▸ **RECORDS FOR THIS EXERCISE**:
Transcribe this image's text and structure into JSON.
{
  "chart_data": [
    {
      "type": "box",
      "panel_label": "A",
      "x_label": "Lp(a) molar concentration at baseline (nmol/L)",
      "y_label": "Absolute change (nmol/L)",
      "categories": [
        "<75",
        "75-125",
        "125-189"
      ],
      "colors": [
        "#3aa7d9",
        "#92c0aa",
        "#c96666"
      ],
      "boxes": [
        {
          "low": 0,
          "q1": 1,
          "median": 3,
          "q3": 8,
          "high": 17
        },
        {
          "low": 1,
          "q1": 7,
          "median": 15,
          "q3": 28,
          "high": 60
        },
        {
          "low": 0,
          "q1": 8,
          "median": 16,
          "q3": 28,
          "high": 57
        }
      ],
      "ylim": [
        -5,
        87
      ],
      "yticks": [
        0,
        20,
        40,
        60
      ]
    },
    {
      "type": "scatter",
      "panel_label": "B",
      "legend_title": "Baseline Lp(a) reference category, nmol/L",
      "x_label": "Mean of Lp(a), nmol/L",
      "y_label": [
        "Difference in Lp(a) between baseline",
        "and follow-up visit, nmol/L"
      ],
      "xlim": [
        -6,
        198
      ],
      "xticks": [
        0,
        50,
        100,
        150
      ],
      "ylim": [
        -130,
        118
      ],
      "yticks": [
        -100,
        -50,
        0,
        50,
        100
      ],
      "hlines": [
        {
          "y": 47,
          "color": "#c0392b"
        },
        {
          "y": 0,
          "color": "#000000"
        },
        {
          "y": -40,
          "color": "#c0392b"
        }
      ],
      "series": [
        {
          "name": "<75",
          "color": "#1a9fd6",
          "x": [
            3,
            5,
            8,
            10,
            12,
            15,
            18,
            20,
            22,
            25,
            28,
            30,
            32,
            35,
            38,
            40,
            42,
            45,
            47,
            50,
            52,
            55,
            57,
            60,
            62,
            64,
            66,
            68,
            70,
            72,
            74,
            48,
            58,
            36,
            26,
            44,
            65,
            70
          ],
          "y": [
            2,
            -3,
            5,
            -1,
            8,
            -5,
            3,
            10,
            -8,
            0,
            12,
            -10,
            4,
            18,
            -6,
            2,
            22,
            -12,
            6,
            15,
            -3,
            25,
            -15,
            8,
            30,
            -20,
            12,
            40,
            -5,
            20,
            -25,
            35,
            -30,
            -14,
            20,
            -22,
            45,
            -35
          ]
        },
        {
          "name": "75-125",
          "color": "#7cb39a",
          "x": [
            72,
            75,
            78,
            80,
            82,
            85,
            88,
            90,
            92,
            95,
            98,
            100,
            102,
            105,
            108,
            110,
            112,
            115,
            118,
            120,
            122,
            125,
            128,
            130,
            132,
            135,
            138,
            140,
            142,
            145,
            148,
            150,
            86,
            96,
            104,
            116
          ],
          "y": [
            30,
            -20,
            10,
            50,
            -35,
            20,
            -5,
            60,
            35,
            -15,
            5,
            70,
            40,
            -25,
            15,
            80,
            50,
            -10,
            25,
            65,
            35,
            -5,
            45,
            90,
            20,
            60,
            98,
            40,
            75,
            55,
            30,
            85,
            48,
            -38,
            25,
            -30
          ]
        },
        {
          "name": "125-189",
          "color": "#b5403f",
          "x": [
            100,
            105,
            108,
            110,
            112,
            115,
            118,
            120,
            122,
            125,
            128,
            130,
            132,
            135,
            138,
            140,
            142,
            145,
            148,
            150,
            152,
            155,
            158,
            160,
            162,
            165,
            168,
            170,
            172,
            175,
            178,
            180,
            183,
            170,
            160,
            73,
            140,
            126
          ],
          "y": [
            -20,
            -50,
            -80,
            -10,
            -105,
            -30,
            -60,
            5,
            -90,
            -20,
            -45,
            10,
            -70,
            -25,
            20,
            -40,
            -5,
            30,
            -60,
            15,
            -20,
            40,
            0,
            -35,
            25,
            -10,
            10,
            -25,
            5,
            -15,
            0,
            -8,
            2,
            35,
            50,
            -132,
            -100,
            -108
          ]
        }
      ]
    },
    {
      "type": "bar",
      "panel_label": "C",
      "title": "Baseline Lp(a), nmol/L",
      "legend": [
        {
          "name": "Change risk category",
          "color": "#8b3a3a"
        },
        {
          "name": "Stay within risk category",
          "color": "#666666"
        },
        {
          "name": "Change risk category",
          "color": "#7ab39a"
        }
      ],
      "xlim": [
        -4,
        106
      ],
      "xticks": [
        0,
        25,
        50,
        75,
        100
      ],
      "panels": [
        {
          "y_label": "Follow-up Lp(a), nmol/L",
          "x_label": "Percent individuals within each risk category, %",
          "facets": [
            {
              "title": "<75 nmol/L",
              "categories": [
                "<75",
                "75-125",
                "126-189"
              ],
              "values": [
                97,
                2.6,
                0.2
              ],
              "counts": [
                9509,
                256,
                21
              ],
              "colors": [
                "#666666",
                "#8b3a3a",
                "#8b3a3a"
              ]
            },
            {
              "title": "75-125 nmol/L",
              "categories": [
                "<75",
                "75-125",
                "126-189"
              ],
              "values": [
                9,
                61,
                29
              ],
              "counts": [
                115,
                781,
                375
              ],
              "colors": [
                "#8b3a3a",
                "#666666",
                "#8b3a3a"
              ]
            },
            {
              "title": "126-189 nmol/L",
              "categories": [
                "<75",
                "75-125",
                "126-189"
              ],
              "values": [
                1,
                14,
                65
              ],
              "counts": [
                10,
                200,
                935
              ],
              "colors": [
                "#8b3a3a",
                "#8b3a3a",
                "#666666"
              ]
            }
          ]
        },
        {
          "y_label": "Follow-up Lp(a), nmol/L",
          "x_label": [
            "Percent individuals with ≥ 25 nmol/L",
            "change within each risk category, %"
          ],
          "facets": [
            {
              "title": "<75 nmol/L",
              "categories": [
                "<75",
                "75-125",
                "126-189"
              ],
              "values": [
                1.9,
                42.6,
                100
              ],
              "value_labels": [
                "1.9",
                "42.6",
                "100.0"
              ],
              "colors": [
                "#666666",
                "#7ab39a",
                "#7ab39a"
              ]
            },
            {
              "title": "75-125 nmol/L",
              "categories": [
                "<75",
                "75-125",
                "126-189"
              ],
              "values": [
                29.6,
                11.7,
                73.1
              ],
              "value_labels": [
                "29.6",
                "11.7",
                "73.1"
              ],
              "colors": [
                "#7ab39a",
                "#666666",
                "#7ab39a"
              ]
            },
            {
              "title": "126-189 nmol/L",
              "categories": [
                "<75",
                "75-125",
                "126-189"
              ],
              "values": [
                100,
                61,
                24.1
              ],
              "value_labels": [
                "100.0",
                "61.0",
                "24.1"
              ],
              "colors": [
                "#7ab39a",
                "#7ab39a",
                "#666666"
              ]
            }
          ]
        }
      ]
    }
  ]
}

▸ **EXERCISE DESCRIPTION**: Transcribe all lines as written.

▸ **FULL OUTPUT**:
Transcribe this image's text and structure into JSON.
{
  "chart_data": [
    {
      "type": "box",
      "panel_label": "A",
      "x_label": "Lp(a) molar concentration at baseline (nmol/L)",
      "y_label": "Absolute change (nmol/L)",
      "categories": [
        "<75",
        "75-125",
        "125-189"
      ],
      "colors": [
        "#3aa7d9",
        "#92c0aa",
        "#c96666"
      ],
      "boxes": [
        {
          "low": 0,
          "q1": 1,
          "median": 3,
          "q3": 8,
          "high": 17
        },
        {
          "low": 1,
          "q1": 7,
          "median": 15,
          "q3": 28,
          "high": 60
        },
        {
          "low": 0,
          "q1": 8,
          "median": 16,
          "q3": 28,
          "high": 57
        }
      ],
      "ylim": [
        -5,
        87
      ],
      "yticks": [
        0,
        20,
        40,
        60
      ]
    },
    {
      "type": "scatter",
      "panel_label": "B",
      "legend_title": "Baseline Lp(a) reference category, nmol/L",
      "x_label": "Mean of Lp(a), nmol/L",
      "y_label": [
        "Difference in Lp(a) between baseline",
        "and follow-up visit, nmol/L"
      ],
      "xlim": [
        -6,
        198
      ],
      "xticks": [
        0,
        50,
        100,
        150
      ],
      "ylim": [
        -130,
        118
      ],
      "yticks": [
        -100,
        -50,
        0,
        50,
        100
      ],
      "hlines": [
        {
          "y": 47,
          "color": "#c0392b"
        },
        {
          "y": 0,
          "color": "#000000"
        },
        {
          "y": -40,
          "color": "#c0392b"
        }
      ],
      "series": [
        {
          "name": "<75",
          "color": "#1a9fd6",
          "x": [
            3,
            5,
            8,
            10,
            12,
            15,
            18,
            20,
            22,
            25,
            28,
            30,
            32,
            35,
            38,
            40,
            42,
            45,
            47,
            50,
            52,
            55,
            57,
            60,
            62,
            64,
            66,
            68,
            70,
            72,
            74,
            48,
            58,
            36,
            26,
            44,
            65,
            70
          ],
          "y": [
            2,
            -3,
            5,
            -1,
            8,
            -5,
            3,
            10,
            -8,
            0,
            12,
            -10,
            4,
            18,
            -6,
            2,
            22,
            -12,
            6,
            15,
            -3,
            25,
            -15,
            8,
            30,
            -20,
            12,
            40,
            -5,
            20,
            -25,
            35,
            -30,
            -14,
            20,
            -22,
            45,
            -35
          ]
        },
        {
          "name": "75-125",
          "color": "#7cb39a",
          "x": [
            72,
            75,
            78,
            80,
            82,
            85,
            88,
            90,
            92,
            95,
            98,
            100,
            102,
            105,
            108,
            110,
            112,
            115,
            118,
            120,
            122,
            125,
            128,
            130,
            132,
            135,
            138,
            140,
            142,
            145,
            148,
            150,
            86,
            96,
            104,
            116
          ],
          "y": [
            30,
            -20,
            10,
            50,
            -35,
            20,
            -5,
            60,
            35,
            -15,
            5,
            70,
            40,
            -25,
            15,
            80,
            50,
            -10,
            25,
            65,
            35,
            -5,
            45,
            90,
            20,
            60,
            98,
            40,
            75,
            55,
            30,
            85,
            48,
            -38,
            25,
            -30
          ]
        },
        {
          "name": "125-189",
          "color": "#b5403f",
          "x": [
            100,
            105,
            108,
            110,
            112,
            115,
            118,
            120,
            122,
            125,
            128,
            130,
            132,
            135,
            138,
            140,
            142,
            145,
            148,
            150,
            152,
            155,
            158,
            160,
            162,
            165,
            168,
            170,
            172,
            175,
            178,
            180,
            183,
            170,
            160,
            73,
            140,
            126
          ],
          "y": [
            -20,
            -50,
            -80,
            -10,
            -105,
            -30,
            -60,
            5,
            -90,
            -20,
            -45,
            10,
            -70,
            -25,
            20,
            -40,
            -5,
            30,
            -60,
            15,
            -20,
            40,
            0,
            -35,
            25,
            -10,
            10,
            -25,
            5,
            -15,
            0,
            -8,
            2,
            35,
            50,
            -132,
            -100,
            -108
          ]
        }
      ]
    },
    {
      "type": "bar",
      "panel_label": "C",
      "title": "Baseline Lp(a), nmol/L",
      "legend": [
        {
          "name": "Change risk category",
          "color": "#8b3a3a"
        },
        {
          "name": "Stay within risk category",
          "color": "#666666"
        },
        {
          "name": "Change risk category",
          "color": "#7ab39a"
        }
      ],
      "xlim": [
        -4,
        106
      ],
      "xticks": [
        0,
        25,
        50,
        75,
        100
      ],
      "panels": [
        {
          "y_label": "Follow-up Lp(a), nmol/L",
          "x_label": "Percent individuals within each risk category, %",
          "facets": [
            {
              "title": "<75 nmol/L",
              "categories": [
                "<75",
                "75-125",
                "126-189"
              ],
              "values": [
                97,
                2.6,
                0.2
              ],
              "counts": [
                9509,
                256,
                21
              ],
              "colors": [
                "#666666",
                "#8b3a3a",
                "#8b3a3a"
              ]
            },
            {
              "title": "75-125 nmol/L",
              "categories": [
                "<75",
                "75-125",
                "126-189"
              ],
              "values": [
                9,
                61,
                29
              ],
              "counts": [
                115,
                781,
                375
              ],
              "colors": [
                "#8b3a3a",
                "#666666",
                "#8b3a3a"
              ]
            },
            {
              "title": "126-189 nmol/L",
              "categories": [
                "<75",
                "75-125",
                "126-189"
              ],
              "values": [
                1,
                14,
                65
              ],
              "counts": [
                10,
                200,
                935
              ],
              "colors": [
                "#8b3a3a",
                "#8b3a3a",
                "#666666"
              ]
            }
          ]
        },
        {
          "y_label": "Follow-up Lp(a), nmol/L",
          "x_label": [
            "Percent individuals with ≥ 25 nmol/L",
            "change within each risk category, %"
          ],
          "facets": [
            {
              "title": "<75 nmol/L",
              "categories": [
                "<75",
                "75-125",
                "126-189"
              ],
              "values": [
                1.9,
                42.6,
                100
              ],
              "value_labels": [
                "1.9",
                "42.6",
                "100.0"
              ],
              "colors": [
                "#666666",
                "#7ab39a",
                "#7ab39a"
              ]
            },
            {
              "title": "75-125 nmol/L",
              "categories": [
                "<75",
                "75-125",
                "126-189"
              ],
              "values": [
                29.6,
                11.7,
                73.1
              ],
              "value_labels": [
                "29.6",
                "11.7",
                "73.1"
              ],
              "colors": [
                "#7ab39a",
                "#666666",
                "#7ab39a"
              ]
            },
            {
              "title": "126-189 nmol/L",
              "categories": [
                "<75",
                "75-125",
                "126-189"
              ],
              "values": [
                100,
                61,
                24.1
              ],
              "value_labels": [
                "100.0",
                "61.0",
                "24.1"
              ],
              "colors": [
                "#7ab39a",
                "#7ab39a",
                "#666666"
              ]
            }
          ]
        }
      ]
    }
  ]
}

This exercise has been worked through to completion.